Given problem 1:
Answer these questions about the thread on array allocation:
(a) Which method does the first message say could improve Array performance if used more?
(b) In the example, how many array allocations happen instead of a single one?
(c) Who is quoted at the end of the signature that follows the example?

Passage:
__________

On Fri, Apr 23, 2010 at 7:11 PM, Paul Phillips <paulp@improving.org> wrote:

It seems like we could make some big improvements in Array performance
if we used sizeHint more. (Or maybe not and hotspot magically optimizes
the other 17 arrays away -- at this point people could tell me hotspot
can go back in time and improve java 1.2 performance and I'd have to
accept it at least provisionally.)

Unfortunately I am not aware of any way to find out if an arbitrary
collection has a cheap size method, which makes it exceedingly difficult
to do in a straightforward way. I do not expect "hasDefiniteSize" is
reuseable for that purpose: it correlates with "hasCheapSize", but not
perfectly, so no good.

Here is an example of where we could have a single array allocation
instead of 18:

scala> (1 to 1000000).toArray map (_ + 1)
mkArray(16)
mkArray(32)
mkArray(64)
mkArray(128)
mkArray(256)
mkArray(512)
mkArray(1024)
mkArray(2048)
mkArray(4096)
mkArray(8192)
mkArray(16384)
mkArray(32768)
mkArray(65536)
mkArray(131072)
mkArray(262144)
mkArray(524288)
mkArray(1048576)
mkArray(1000000)

--
Paul Phillips | The important thing here is that the music is not in
Future Perfect | the piano. And knowledge and edification is not in the
Empiricist | computer. The computer is simply an instrument whose
pp: i haul pills | music is ideas. -- Alan Kay

--
Daniel C. Sobral

I travel to the future all the time.

Sat, 2010-04-24, 14:27

odersky

Joined: 2008-07-29,

Re: hasCheapSize or ... ?

On Sat, Apr 24, 2010 at 12:11 AM, Paul Phillips <paulp@improving.org> wrote:

It seems like we could make some big improvements in Array performance
if we used sizeHint more. (Or maybe not and hotspot magically optimizes
the other 17 arrays away -- at this point people could tell me hotspot
can go back in time and improve java 1.2 performance and I'd have to
accept it at least provisionally.)

Unfortunately I am not aware of any way to find out if an arbitrary
collection has a cheap size method, which makes it exceedingly difficult
to do in a straightforward way. I do not expect "hasDefiniteSize" is
reuseable for that purpose: it correlates with "hasCheapSize", but not
perfectly, so no good.

Here is an example of where we could have a single array allocation
instead of 18:

scala> (1 to 1000000).toArray map (_ + 1)

__________

Record extracts:
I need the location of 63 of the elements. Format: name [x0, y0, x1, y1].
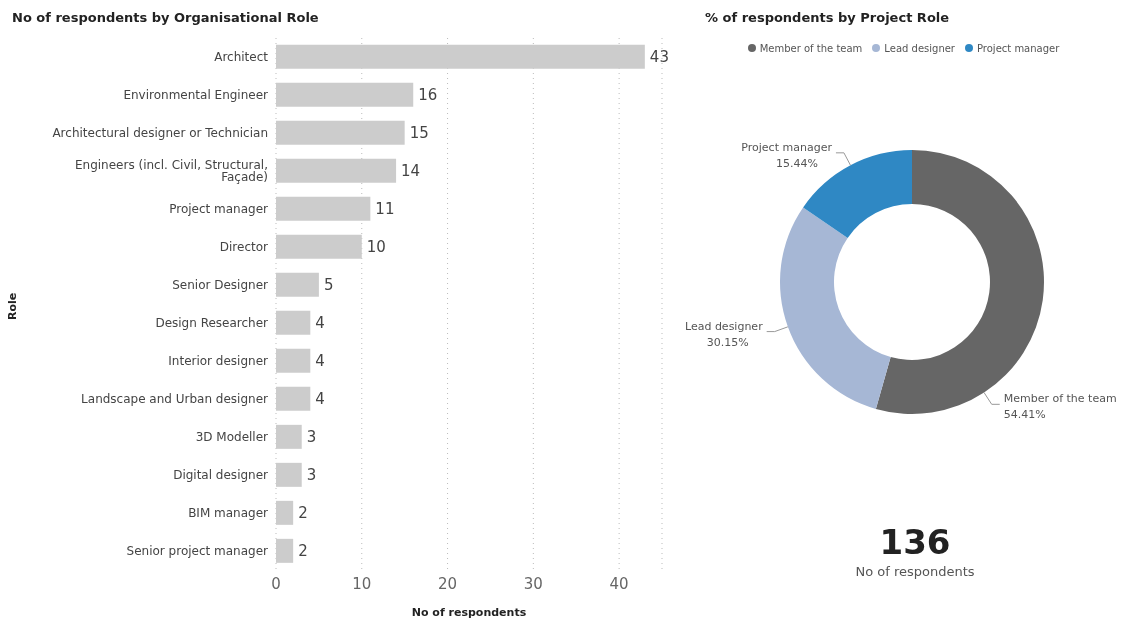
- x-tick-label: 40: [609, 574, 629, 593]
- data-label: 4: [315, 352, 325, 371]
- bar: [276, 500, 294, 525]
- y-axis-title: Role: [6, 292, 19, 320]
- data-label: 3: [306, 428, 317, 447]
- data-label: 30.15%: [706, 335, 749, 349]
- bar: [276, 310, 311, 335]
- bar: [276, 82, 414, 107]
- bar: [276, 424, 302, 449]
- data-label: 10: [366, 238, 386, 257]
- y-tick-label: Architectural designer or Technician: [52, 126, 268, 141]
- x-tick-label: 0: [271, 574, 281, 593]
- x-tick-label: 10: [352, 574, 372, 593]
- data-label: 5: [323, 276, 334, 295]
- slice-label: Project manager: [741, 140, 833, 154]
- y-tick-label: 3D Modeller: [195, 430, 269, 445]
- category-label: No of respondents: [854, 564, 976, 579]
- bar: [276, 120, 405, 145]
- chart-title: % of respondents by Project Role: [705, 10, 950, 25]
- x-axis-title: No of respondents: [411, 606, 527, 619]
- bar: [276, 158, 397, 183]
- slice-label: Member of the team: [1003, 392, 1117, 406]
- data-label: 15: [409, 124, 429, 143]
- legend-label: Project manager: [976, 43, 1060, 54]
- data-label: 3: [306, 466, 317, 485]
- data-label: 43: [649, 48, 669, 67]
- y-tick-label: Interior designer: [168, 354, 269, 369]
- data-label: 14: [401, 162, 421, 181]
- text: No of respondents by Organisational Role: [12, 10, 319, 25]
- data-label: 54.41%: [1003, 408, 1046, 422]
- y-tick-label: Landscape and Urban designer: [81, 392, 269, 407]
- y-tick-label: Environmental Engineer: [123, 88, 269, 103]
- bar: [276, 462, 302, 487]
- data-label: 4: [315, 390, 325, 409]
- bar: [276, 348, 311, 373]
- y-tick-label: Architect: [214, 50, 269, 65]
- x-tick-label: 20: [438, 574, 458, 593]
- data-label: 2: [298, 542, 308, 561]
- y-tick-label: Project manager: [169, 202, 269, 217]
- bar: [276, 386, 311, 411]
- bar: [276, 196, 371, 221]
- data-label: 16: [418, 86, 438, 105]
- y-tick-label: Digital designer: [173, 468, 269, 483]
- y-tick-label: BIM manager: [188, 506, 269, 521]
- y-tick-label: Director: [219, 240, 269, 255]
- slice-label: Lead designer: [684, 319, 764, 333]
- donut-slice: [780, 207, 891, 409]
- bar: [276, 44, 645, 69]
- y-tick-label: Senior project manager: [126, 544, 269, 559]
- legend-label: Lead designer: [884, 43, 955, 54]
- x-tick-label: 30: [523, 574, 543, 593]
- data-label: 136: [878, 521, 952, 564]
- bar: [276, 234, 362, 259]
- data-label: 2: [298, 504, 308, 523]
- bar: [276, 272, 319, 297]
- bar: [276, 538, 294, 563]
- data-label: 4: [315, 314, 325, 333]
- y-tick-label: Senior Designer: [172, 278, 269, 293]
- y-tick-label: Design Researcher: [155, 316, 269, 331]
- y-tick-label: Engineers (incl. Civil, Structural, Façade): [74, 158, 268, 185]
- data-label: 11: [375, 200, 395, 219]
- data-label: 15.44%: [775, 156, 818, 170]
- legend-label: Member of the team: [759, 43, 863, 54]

__________

Given problem 2: Copy the rows from the one containing "- x-tick-label: 40: [609, 574, 629, 593]" through the one containing "- data-label: 10: [366, 238, 386, 257]", both included, keeping each one unchanged.

Full response 1:
(a) sizeHint
(b) 18
(c) Alan Kay

Full response 2:
- x-tick-label: 40: [609, 574, 629, 593]
- data-label: 4: [315, 352, 325, 371]
- bar: [276, 500, 294, 525]
- y-axis-title: Role: [6, 292, 19, 320]
- data-label: 3: [306, 428, 317, 447]
- data-label: 30.15%: [706, 335, 749, 349]
- bar: [276, 310, 311, 335]
- bar: [276, 82, 414, 107]
- bar: [276, 424, 302, 449]
- data-label: 10: [366, 238, 386, 257]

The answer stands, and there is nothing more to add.